* What is asked
Report how many lines contain "series". The answer is a single number.

* Given data

%%

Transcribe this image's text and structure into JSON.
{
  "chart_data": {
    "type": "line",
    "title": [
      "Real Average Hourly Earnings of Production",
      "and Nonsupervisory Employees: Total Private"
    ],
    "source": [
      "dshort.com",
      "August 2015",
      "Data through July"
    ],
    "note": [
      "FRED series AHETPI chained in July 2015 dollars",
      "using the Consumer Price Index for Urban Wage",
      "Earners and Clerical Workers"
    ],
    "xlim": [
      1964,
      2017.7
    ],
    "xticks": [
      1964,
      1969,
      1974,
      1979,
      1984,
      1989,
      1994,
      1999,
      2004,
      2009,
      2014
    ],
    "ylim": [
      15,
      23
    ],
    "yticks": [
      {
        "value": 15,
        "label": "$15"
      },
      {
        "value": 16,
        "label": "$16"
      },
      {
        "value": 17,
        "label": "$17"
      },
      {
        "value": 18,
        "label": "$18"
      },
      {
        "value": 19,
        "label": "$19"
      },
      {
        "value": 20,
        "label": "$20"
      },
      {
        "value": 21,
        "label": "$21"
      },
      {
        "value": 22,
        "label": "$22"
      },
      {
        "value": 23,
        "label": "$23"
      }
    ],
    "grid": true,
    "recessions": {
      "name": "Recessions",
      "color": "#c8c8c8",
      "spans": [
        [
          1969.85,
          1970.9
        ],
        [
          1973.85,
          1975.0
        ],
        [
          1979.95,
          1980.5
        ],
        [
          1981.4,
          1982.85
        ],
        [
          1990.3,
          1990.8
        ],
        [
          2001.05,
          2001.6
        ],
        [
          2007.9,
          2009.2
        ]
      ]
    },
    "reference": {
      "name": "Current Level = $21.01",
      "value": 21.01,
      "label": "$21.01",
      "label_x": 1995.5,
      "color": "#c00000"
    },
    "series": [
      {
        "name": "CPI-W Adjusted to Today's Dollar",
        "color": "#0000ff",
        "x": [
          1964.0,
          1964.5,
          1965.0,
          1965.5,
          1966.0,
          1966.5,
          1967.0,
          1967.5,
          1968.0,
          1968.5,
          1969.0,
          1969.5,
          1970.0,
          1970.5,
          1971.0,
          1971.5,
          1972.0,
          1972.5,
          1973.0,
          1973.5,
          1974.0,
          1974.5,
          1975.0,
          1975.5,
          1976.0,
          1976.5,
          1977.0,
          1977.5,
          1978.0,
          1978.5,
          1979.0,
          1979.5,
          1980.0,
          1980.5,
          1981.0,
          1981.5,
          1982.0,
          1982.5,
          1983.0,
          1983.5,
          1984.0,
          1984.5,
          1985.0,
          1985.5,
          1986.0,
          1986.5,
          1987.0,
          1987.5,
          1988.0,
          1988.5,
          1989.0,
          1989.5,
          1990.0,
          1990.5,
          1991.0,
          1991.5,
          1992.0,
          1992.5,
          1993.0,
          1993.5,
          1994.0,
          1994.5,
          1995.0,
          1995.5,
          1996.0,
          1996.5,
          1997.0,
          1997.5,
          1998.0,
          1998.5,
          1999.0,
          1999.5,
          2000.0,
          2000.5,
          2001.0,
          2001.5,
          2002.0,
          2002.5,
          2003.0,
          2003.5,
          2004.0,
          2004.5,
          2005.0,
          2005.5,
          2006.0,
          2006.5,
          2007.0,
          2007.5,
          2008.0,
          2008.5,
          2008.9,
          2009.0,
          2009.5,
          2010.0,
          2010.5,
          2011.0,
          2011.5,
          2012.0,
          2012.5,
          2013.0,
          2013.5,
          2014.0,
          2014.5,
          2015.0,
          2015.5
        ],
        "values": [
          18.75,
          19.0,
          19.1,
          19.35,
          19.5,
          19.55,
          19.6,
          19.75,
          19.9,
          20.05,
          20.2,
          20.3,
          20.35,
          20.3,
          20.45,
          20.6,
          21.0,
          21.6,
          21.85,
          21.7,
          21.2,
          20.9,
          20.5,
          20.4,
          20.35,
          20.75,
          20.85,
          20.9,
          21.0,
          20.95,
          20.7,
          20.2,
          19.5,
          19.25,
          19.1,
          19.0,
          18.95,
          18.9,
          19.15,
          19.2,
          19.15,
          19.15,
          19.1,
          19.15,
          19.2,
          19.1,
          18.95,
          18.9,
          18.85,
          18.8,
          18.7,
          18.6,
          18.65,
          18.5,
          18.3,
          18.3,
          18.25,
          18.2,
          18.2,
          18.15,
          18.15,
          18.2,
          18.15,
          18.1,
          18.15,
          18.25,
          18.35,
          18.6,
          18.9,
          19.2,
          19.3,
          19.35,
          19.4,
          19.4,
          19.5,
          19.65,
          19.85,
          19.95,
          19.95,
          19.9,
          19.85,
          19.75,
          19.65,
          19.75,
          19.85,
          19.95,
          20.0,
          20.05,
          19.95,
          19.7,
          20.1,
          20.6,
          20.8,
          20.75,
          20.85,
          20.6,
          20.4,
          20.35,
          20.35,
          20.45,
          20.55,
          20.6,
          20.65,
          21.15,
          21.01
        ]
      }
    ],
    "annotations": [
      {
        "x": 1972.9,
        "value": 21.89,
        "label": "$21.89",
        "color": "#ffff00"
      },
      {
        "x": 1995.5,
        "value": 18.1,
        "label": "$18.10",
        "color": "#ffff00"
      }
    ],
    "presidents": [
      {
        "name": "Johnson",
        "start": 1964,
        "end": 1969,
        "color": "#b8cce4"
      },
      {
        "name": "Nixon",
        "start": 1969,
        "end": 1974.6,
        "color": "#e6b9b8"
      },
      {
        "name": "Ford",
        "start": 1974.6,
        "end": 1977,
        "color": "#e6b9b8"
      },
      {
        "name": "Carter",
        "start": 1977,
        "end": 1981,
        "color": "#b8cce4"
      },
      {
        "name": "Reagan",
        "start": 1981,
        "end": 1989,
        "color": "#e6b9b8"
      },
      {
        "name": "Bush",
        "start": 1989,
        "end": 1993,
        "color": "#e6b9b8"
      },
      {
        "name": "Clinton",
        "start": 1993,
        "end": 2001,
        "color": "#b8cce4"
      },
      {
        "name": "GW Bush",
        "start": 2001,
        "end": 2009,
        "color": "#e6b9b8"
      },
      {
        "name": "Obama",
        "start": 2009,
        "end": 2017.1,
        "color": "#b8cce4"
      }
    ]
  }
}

%%

* Solution for this exercise
2